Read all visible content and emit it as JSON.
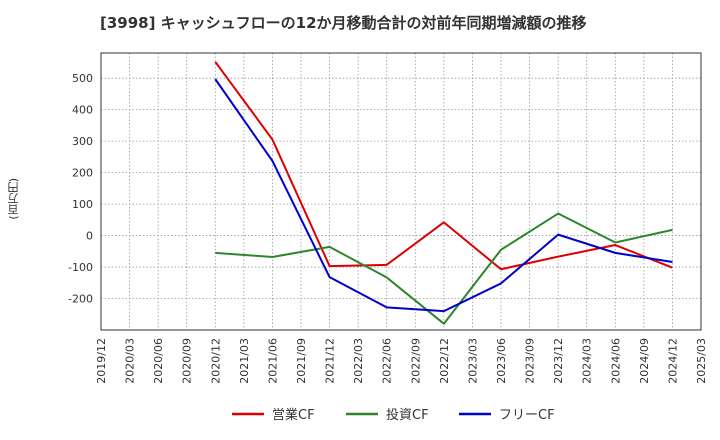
{
  "chart_data": {
    "type": "line",
    "title": "[3998]  キャッシュフローの12か月移動合計の対前年同期増減額の推移",
    "ylabel": "(百万円)",
    "xlabel": "",
    "ylim": [
      -300,
      580
    ],
    "yticks": [
      500,
      400,
      300,
      200,
      100,
      0,
      -100,
      -200
    ],
    "categories": [
      "2019/12",
      "2020/03",
      "2020/06",
      "2020/09",
      "2020/12",
      "2021/03",
      "2021/06",
      "2021/09",
      "2021/12",
      "2022/03",
      "2022/06",
      "2022/09",
      "2022/12",
      "2023/03",
      "2023/06",
      "2023/09",
      "2023/12",
      "2024/03",
      "2024/06",
      "2024/09",
      "2024/12",
      "2025/03"
    ],
    "legend_position": "bottom",
    "grid": true,
    "series": [
      {
        "name": "営業CF",
        "color": "#dd0000",
        "points": [
          [
            "2020/12",
            552
          ],
          [
            "2021/06",
            305
          ],
          [
            "2021/12",
            -97
          ],
          [
            "2022/06",
            -93
          ],
          [
            "2022/12",
            42
          ],
          [
            "2023/06",
            -107
          ],
          [
            "2023/12",
            -67
          ],
          [
            "2024/06",
            -30
          ],
          [
            "2024/12",
            -102
          ]
        ]
      },
      {
        "name": "投資CF",
        "color": "#2d862d",
        "points": [
          [
            "2020/12",
            -55
          ],
          [
            "2021/06",
            -68
          ],
          [
            "2021/12",
            -36
          ],
          [
            "2022/06",
            -133
          ],
          [
            "2022/12",
            -280
          ],
          [
            "2023/06",
            -45
          ],
          [
            "2023/12",
            70
          ],
          [
            "2024/06",
            -22
          ],
          [
            "2024/12",
            18
          ]
        ]
      },
      {
        "name": "フリーCF",
        "color": "#0000cc",
        "points": [
          [
            "2020/12",
            497
          ],
          [
            "2021/06",
            237
          ],
          [
            "2021/12",
            -132
          ],
          [
            "2022/06",
            -228
          ],
          [
            "2022/12",
            -240
          ],
          [
            "2023/06",
            -152
          ],
          [
            "2023/12",
            3
          ],
          [
            "2024/06",
            -55
          ],
          [
            "2024/12",
            -84
          ]
        ]
      }
    ]
  }
}
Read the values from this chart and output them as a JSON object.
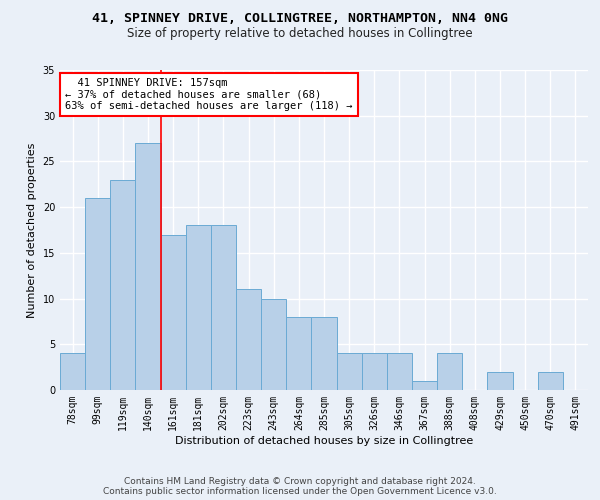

──────

• Aim of the task
Write out the data precisely as given, excluding the pictures.

• Response to the exercise
Read all visible content and emit it as JSON.
{
  "chart_data": {
    "type": "line",
    "title": "[3998]  キャッシュフローの12か月移動合計の対前年同期増減額の推移",
    "ylabel": "(百万円)",
    "xlabel": "",
    "ylim": [
      -300,
      580
    ],
    "yticks": [
      500,
      400,
      300,
      200,
      100,
      0,
      -100,
      -200
    ],
    "categories": [
      "2019/12",
      "2020/03",
      "2020/06",
      "2020/09",
      "2020/12",
      "2021/03",
      "2021/06",
      "2021/09",
      "2021/12",
      "2022/03",
      "2022/06",
      "2022/09",
      "2022/12",
      "2023/03",
      "2023/06",
      "2023/09",
      "2023/12",
      "2024/03",
      "2024/06",
      "2024/09",
      "2024/12",
      "2025/03"
    ],
    "legend_position": "bottom",
    "grid": true,
    "series": [
      {
        "name": "営業CF",
        "color": "#dd0000",
        "points": [
          [
            "2020/12",
            552
          ],
          [
            "2021/06",
            305
          ],
          [
            "2021/12",
            -97
          ],
          [
            "2022/06",
            -93
          ],
          [
            "2022/12",
            42
          ],
          [
            "2023/06",
            -107
          ],
          [
            "2023/12",
            -67
          ],
          [
            "2024/06",
            -30
          ],
          [
            "2024/12",
            -102
          ]
        ]
      },
      {
        "name": "投資CF",
        "color": "#2d862d",
        "points": [
          [
            "2020/12",
            -55
          ],
          [
            "2021/06",
            -68
          ],
          [
            "2021/12",
            -36
          ],
          [
            "2022/06",
            -133
          ],
          [
            "2022/12",
            -280
          ],
          [
            "2023/06",
            -45
          ],
          [
            "2023/12",
            70
          ],
          [
            "2024/06",
            -22
          ],
          [
            "2024/12",
            18
          ]
        ]
      },
      {
        "name": "フリーCF",
        "color": "#0000cc",
        "points": [
          [
            "2020/12",
            497
          ],
          [
            "2021/06",
            237
          ],
          [
            "2021/12",
            -132
          ],
          [
            "2022/06",
            -228
          ],
          [
            "2022/12",
            -240
          ],
          [
            "2023/06",
            -152
          ],
          [
            "2023/12",
            3
          ],
          [
            "2024/06",
            -55
          ],
          [
            "2024/12",
            -84
          ]
        ]
      }
    ]
  }
}
Read the values from this chart and output them as a JSON object.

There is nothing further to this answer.